ITEMS:
____
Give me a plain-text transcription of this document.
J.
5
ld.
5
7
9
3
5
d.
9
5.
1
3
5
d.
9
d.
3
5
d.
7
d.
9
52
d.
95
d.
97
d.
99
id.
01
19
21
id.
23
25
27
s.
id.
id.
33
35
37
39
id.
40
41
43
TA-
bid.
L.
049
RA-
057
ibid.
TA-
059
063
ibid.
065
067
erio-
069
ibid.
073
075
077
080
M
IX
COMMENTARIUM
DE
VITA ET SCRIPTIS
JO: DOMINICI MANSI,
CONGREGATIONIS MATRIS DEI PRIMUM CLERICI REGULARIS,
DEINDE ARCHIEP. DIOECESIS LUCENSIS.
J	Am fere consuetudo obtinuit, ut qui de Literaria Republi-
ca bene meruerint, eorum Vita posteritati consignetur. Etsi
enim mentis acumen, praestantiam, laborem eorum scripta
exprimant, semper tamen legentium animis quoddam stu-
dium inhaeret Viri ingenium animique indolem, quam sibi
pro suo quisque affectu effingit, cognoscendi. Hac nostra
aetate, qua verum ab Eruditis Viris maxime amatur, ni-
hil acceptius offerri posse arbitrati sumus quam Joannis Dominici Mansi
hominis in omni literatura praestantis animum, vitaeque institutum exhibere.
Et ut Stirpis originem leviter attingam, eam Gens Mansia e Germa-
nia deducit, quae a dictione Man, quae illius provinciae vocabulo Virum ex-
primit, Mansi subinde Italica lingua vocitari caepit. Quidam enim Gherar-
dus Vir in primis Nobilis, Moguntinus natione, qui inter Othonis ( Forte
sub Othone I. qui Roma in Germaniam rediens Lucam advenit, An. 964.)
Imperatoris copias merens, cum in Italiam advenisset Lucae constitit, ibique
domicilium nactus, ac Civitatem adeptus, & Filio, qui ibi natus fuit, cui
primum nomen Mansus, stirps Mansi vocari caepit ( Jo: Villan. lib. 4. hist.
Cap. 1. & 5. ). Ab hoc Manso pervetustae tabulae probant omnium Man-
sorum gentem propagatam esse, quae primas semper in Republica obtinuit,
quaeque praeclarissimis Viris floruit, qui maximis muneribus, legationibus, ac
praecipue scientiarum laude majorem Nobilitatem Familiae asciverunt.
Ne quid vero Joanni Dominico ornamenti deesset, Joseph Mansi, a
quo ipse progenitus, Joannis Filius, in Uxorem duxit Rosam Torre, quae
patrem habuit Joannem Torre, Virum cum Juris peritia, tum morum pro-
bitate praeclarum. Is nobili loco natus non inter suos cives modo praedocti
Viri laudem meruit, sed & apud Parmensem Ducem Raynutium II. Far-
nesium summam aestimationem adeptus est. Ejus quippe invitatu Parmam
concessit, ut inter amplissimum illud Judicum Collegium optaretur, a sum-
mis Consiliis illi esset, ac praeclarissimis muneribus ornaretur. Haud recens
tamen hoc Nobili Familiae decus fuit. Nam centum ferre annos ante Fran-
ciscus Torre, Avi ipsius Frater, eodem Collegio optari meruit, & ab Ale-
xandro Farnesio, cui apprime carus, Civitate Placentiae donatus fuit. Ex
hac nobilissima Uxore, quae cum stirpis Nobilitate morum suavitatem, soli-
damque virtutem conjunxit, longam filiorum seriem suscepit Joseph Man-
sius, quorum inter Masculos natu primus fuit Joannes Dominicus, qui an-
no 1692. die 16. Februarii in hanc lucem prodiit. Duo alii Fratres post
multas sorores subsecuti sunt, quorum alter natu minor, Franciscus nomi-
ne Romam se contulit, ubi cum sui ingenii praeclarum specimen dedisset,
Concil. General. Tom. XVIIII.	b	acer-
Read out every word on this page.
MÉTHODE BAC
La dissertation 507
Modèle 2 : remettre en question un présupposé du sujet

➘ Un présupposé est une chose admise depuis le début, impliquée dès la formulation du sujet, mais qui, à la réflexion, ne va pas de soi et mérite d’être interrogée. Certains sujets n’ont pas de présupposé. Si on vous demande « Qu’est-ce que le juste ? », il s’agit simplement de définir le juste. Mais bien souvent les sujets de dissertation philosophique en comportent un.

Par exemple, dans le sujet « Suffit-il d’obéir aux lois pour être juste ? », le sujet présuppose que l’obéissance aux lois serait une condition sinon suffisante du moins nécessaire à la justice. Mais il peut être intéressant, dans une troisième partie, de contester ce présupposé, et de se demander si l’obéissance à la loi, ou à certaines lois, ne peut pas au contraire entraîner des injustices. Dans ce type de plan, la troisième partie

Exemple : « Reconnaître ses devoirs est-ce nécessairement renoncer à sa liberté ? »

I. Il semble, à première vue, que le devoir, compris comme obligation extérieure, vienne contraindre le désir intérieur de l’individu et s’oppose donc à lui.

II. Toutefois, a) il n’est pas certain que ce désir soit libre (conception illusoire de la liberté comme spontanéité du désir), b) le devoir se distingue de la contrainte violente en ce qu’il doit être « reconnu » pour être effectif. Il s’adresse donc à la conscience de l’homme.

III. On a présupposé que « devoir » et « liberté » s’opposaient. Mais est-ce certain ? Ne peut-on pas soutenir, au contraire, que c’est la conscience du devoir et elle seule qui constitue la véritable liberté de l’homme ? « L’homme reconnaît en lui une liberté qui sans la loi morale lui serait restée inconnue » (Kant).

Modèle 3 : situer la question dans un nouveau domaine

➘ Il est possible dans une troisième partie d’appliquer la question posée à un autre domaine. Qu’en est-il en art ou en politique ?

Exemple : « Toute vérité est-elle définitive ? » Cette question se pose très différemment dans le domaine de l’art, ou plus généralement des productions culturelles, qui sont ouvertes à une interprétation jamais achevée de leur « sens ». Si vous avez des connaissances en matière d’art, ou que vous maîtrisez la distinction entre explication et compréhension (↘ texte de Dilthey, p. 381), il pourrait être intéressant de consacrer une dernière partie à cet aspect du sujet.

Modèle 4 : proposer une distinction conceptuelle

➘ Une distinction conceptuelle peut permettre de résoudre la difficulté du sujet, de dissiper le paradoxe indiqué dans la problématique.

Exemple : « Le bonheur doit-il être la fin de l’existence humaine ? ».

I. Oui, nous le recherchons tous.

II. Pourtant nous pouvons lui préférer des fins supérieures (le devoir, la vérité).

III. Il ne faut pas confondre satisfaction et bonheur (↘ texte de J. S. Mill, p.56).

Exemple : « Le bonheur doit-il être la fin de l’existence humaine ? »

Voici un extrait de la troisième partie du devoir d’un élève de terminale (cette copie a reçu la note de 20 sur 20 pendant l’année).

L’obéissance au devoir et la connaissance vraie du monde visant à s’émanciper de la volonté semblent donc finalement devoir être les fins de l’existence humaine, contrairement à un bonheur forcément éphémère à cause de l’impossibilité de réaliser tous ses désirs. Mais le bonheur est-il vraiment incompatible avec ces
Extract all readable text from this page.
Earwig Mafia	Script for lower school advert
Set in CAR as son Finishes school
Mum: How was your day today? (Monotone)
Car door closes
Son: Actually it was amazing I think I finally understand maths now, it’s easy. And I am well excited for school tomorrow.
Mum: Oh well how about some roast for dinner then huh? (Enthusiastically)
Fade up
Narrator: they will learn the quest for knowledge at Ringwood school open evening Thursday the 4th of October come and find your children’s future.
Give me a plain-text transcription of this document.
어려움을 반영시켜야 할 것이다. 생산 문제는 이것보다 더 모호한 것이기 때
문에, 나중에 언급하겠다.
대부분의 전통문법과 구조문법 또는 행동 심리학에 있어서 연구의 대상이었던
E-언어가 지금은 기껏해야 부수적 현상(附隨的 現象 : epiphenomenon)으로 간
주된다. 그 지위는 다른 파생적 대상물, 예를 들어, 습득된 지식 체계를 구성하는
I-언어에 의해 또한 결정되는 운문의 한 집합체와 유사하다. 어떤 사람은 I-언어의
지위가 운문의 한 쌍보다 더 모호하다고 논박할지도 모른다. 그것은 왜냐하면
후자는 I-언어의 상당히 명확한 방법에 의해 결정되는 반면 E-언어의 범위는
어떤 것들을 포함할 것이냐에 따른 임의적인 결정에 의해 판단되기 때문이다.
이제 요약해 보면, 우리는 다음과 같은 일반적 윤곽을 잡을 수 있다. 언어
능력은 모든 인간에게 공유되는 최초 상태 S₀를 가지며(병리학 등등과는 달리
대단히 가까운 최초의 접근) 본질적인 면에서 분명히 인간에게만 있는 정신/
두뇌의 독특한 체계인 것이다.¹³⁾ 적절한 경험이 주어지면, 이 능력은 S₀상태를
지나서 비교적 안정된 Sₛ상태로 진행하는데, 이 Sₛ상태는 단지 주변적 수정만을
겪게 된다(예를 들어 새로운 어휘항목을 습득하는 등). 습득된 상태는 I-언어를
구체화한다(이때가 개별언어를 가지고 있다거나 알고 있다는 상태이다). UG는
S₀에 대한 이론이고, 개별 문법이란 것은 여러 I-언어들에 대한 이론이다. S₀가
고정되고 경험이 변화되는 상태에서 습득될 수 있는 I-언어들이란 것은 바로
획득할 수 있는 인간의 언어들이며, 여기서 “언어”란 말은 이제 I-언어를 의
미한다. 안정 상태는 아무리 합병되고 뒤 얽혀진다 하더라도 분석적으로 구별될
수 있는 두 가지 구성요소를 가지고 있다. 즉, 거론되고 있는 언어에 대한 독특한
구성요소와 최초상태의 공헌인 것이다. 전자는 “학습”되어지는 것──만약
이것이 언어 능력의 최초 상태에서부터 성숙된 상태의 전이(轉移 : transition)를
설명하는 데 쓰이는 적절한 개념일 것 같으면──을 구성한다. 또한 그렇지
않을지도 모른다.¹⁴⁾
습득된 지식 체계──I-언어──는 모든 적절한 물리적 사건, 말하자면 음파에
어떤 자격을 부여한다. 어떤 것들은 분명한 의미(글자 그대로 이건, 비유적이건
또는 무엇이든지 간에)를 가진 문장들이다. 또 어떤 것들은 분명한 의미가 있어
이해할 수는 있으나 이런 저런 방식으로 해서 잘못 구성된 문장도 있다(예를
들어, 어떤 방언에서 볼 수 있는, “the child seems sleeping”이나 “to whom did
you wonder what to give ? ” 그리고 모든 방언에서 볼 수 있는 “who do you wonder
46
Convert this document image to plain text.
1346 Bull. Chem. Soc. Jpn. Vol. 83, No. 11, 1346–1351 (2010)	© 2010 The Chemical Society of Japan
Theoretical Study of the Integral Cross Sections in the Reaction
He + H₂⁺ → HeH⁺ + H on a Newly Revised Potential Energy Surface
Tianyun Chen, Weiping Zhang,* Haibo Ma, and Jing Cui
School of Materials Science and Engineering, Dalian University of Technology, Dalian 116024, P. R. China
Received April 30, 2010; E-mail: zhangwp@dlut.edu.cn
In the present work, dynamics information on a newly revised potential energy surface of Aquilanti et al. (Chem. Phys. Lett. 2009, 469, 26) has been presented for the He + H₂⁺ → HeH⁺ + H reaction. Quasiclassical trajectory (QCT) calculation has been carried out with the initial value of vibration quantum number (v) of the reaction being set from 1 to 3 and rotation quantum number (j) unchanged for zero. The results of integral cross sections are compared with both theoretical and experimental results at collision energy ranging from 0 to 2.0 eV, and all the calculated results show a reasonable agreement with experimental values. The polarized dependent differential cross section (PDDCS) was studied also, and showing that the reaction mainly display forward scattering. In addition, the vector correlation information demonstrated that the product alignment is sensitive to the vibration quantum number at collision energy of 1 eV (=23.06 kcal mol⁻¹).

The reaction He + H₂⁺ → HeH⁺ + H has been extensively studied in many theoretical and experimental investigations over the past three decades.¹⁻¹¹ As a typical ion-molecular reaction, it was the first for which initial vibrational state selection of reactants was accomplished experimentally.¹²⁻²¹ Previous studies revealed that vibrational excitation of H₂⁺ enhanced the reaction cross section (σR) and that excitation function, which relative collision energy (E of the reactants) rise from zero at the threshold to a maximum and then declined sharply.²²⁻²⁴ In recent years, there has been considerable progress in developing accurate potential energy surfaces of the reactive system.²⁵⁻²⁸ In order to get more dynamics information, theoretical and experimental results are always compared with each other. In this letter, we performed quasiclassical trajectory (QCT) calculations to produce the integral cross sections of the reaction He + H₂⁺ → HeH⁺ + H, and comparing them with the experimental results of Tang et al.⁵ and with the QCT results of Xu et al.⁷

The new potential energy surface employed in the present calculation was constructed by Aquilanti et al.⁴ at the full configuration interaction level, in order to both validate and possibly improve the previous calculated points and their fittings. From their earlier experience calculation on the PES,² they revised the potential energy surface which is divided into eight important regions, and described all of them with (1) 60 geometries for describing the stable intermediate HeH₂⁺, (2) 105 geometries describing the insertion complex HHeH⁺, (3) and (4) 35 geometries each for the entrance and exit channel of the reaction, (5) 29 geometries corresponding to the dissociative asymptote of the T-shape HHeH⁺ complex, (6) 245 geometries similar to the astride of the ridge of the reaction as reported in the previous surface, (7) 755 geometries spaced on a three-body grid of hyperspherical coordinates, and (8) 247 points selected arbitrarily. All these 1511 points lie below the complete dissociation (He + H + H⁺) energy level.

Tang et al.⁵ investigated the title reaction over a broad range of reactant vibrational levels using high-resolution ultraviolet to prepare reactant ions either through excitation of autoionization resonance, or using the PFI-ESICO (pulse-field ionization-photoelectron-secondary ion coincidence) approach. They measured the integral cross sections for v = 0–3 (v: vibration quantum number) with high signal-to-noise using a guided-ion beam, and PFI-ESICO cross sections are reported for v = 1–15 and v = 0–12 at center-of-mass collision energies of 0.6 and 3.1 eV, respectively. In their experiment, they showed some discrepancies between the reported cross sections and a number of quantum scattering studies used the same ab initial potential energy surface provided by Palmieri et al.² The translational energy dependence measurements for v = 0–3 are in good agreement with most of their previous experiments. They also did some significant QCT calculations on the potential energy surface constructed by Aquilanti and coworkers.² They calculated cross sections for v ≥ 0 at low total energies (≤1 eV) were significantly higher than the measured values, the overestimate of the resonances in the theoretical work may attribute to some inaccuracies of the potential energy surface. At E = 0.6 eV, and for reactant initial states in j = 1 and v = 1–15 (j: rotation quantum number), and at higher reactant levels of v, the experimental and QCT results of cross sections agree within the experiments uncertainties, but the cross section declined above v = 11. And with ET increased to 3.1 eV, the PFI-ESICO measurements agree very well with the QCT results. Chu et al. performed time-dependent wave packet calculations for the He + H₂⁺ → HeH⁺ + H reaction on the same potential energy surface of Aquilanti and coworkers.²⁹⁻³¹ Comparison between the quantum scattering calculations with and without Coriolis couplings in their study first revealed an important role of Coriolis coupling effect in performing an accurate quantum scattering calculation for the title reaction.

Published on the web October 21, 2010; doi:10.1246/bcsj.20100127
____
WHAT TO PRODUCE:
Search the data above for lines holding "tous" and copy each of them.

REPLY:
I. Oui, nous le recherchons tous.
L’obéissance au devoir et la connaissance vraie du monde visant à s’émanciper de la volonté semblent donc finalement devoir être les fins de l’existence humaine, contrairement à un bonheur forcément éphémère à cause de l’impossibilité de réaliser tous ses désirs. Mais le bonheur est-il vraiment incompatible avec ces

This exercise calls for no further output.